> **Exercise inputs**
######

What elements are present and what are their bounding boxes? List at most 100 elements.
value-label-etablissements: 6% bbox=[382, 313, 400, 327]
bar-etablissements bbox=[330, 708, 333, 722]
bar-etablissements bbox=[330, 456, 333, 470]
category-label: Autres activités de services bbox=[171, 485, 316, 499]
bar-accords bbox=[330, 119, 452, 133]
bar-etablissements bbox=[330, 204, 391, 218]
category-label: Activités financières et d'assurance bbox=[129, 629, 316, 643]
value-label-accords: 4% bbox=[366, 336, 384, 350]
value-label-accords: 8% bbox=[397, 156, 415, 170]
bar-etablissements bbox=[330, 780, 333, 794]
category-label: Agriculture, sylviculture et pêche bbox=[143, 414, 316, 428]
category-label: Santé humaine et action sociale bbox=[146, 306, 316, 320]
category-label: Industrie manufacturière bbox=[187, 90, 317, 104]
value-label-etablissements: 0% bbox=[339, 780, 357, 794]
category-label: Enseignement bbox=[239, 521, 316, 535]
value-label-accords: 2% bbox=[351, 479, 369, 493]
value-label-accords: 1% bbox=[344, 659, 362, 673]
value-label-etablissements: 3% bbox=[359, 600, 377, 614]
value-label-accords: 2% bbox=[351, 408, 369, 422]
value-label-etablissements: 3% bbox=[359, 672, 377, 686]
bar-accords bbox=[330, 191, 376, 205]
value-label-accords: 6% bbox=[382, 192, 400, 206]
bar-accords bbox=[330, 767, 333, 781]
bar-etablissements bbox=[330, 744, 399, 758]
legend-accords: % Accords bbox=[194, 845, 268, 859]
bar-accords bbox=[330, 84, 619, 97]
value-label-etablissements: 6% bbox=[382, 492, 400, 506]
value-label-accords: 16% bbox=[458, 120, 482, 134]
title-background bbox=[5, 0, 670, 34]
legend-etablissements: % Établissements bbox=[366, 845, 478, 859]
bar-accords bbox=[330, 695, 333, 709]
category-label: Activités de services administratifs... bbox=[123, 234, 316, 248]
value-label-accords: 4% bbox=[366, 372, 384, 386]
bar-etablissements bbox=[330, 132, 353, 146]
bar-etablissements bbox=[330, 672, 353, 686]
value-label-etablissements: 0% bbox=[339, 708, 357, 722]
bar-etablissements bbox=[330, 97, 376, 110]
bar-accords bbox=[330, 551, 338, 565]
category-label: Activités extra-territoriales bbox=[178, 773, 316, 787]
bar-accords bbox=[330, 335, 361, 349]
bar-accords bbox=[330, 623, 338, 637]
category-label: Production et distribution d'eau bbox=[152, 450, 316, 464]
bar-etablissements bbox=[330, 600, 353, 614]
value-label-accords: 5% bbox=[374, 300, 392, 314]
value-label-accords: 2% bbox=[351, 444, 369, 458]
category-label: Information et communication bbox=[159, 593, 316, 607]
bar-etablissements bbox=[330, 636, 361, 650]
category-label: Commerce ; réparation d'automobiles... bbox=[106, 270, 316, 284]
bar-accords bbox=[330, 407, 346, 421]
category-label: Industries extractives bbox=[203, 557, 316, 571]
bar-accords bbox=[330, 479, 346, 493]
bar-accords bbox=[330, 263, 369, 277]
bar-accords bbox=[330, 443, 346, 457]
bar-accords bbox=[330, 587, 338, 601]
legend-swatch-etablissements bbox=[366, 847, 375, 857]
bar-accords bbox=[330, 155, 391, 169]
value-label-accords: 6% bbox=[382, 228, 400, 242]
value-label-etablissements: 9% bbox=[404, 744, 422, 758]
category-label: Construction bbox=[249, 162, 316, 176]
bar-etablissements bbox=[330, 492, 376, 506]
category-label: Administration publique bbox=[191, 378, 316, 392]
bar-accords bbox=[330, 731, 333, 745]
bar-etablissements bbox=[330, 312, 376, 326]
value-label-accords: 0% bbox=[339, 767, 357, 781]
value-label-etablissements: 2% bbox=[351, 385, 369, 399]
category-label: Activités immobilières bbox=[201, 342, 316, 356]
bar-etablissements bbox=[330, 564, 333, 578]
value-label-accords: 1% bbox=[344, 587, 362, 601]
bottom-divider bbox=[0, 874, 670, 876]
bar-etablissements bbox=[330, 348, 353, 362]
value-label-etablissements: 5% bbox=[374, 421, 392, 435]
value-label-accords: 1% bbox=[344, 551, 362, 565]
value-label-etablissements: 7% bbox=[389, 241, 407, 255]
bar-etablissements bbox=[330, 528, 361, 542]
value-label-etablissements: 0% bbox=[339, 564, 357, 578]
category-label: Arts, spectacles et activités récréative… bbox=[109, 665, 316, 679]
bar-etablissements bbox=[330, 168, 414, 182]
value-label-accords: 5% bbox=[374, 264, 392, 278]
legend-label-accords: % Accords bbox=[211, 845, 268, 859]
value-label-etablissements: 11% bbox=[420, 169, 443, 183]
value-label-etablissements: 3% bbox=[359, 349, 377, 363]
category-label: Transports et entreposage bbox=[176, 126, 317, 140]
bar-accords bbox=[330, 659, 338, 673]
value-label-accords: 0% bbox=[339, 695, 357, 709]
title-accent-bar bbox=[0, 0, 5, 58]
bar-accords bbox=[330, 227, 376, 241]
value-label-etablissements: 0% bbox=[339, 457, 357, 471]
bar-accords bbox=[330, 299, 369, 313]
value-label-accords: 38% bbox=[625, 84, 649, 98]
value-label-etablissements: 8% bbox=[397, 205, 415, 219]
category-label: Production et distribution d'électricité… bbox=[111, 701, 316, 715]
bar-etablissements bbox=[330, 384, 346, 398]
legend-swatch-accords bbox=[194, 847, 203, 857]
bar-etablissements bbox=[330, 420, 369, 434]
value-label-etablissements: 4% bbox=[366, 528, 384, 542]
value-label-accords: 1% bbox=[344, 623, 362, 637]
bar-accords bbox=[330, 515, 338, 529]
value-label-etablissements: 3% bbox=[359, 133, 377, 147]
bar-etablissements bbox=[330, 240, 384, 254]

######

> **What you should do**
Repeat all of the lines above with "category-label" renamed to "category-name" wherever it appears, and keep everything else unchanged.

> **Output for this exercise**
What elements are present and what are their bounding boxes? List at most 100 elements.
value-label-etablissements: 6% bbox=[382, 313, 400, 327]
bar-etablissements bbox=[330, 708, 333, 722]
bar-etablissements bbox=[330, 456, 333, 470]
category-name: Autres activités de services bbox=[171, 485, 316, 499]
bar-accords bbox=[330, 119, 452, 133]
bar-etablissements bbox=[330, 204, 391, 218]
category-name: Activités financières et d'assurance bbox=[129, 629, 316, 643]
value-label-accords: 4% bbox=[366, 336, 384, 350]
value-label-accords: 8% bbox=[397, 156, 415, 170]
bar-etablissements bbox=[330, 780, 333, 794]
category-name: Agriculture, sylviculture et pêche bbox=[143, 414, 316, 428]
category-name: Santé humaine et action sociale bbox=[146, 306, 316, 320]
category-name: Industrie manufacturière bbox=[187, 90, 317, 104]
value-label-etablissements: 0% bbox=[339, 780, 357, 794]
category-name: Enseignement bbox=[239, 521, 316, 535]
value-label-accords: 2% bbox=[351, 479, 369, 493]
value-label-accords: 1% bbox=[344, 659, 362, 673]
value-label-etablissements: 3% bbox=[359, 600, 377, 614]
value-label-accords: 2% bbox=[351, 408, 369, 422]
value-label-etablissements: 3% bbox=[359, 672, 377, 686]
bar-accords bbox=[330, 191, 376, 205]
value-label-accords: 6% bbox=[382, 192, 400, 206]
bar-accords bbox=[330, 767, 333, 781]
bar-etablissements bbox=[330, 744, 399, 758]
legend-accords: % Accords bbox=[194, 845, 268, 859]
bar-accords bbox=[330, 84, 619, 97]
value-label-etablissements: 6% bbox=[382, 492, 400, 506]
value-label-accords: 16% bbox=[458, 120, 482, 134]
title-background bbox=[5, 0, 670, 34]
legend-etablissements: % Établissements bbox=[366, 845, 478, 859]
bar-accords bbox=[330, 695, 333, 709]
category-name: Activités de services administratifs... bbox=[123, 234, 316, 248]
value-label-accords: 4% bbox=[366, 372, 384, 386]
bar-etablissements bbox=[330, 132, 353, 146]
bar-etablissements bbox=[330, 672, 353, 686]
value-label-etablissements: 0% bbox=[339, 708, 357, 722]
bar-etablissements bbox=[330, 97, 376, 110]
bar-accords bbox=[330, 551, 338, 565]
category-name: Activités extra-territoriales bbox=[178, 773, 316, 787]
bar-accords bbox=[330, 335, 361, 349]
bar-accords bbox=[330, 623, 338, 637]
category-name: Production et distribution d'eau bbox=[152, 450, 316, 464]
bar-etablissements bbox=[330, 600, 353, 614]
value-label-accords: 5% bbox=[374, 300, 392, 314]
value-label-accords: 2% bbox=[351, 444, 369, 458]
category-name: Information et communication bbox=[159, 593, 316, 607]
bar-etablissements bbox=[330, 636, 361, 650]
category-name: Commerce ; réparation d'automobiles... bbox=[106, 270, 316, 284]
bar-accords bbox=[330, 407, 346, 421]
category-name: Industries extractives bbox=[203, 557, 316, 571]
bar-accords bbox=[330, 479, 346, 493]
bar-accords bbox=[330, 263, 369, 277]
bar-accords bbox=[330, 443, 346, 457]
bar-accords bbox=[330, 587, 338, 601]
legend-swatch-etablissements bbox=[366, 847, 375, 857]
bar-accords bbox=[330, 155, 391, 169]
value-label-accords: 6% bbox=[382, 228, 400, 242]
value-label-etablissements: 9% bbox=[404, 744, 422, 758]
category-name: Construction bbox=[249, 162, 316, 176]
bar-etablissements bbox=[330, 492, 376, 506]
category-name: Administration publique bbox=[191, 378, 316, 392]
bar-accords bbox=[330, 731, 333, 745]
bar-etablissements bbox=[330, 312, 376, 326]
value-label-accords: 0% bbox=[339, 767, 357, 781]
value-label-etablissements: 2% bbox=[351, 385, 369, 399]
category-name: Activités immobilières bbox=[201, 342, 316, 356]
bar-etablissements bbox=[330, 564, 333, 578]
value-label-accords: 1% bbox=[344, 587, 362, 601]
bottom-divider bbox=[0, 874, 670, 876]
bar-etablissements bbox=[330, 348, 353, 362]
value-label-etablissements: 5% bbox=[374, 421, 392, 435]
value-label-accords: 1% bbox=[344, 551, 362, 565]
value-label-etablissements: 7% bbox=[389, 241, 407, 255]
bar-etablissements bbox=[330, 528, 361, 542]
value-label-etablissements: 0% bbox=[339, 564, 357, 578]
category-name: Arts, spectacles et activités récréative… bbox=[109, 665, 316, 679]
bar-etablissements bbox=[330, 168, 414, 182]
value-label-accords: 5% bbox=[374, 264, 392, 278]
legend-label-accords: % Accords bbox=[211, 845, 268, 859]
value-label-etablissements: 11% bbox=[420, 169, 443, 183]
value-label-etablissements: 3% bbox=[359, 349, 377, 363]
category-name: Transports et entreposage bbox=[176, 126, 317, 140]
bar-accords bbox=[330, 659, 338, 673]
value-label-accords: 0% bbox=[339, 695, 357, 709]
title-accent-bar bbox=[0, 0, 5, 58]
bar-accords bbox=[330, 227, 376, 241]
value-label-etablissements: 0% bbox=[339, 457, 357, 471]
bar-accords bbox=[330, 299, 369, 313]
value-label-accords: 38% bbox=[625, 84, 649, 98]
value-label-etablissements: 8% bbox=[397, 205, 415, 219]
category-name: Production et distribution d'électricité… bbox=[111, 701, 316, 715]
bar-etablissements bbox=[330, 384, 346, 398]
legend-swatch-accords bbox=[194, 847, 203, 857]
bar-etablissements bbox=[330, 420, 369, 434]
value-label-etablissements: 4% bbox=[366, 528, 384, 542]
value-label-accords: 1% bbox=[344, 623, 362, 637]
bar-accords bbox=[330, 515, 338, 529]
value-label-etablissements: 3% bbox=[359, 133, 377, 147]
bar-etablissements bbox=[330, 240, 384, 254]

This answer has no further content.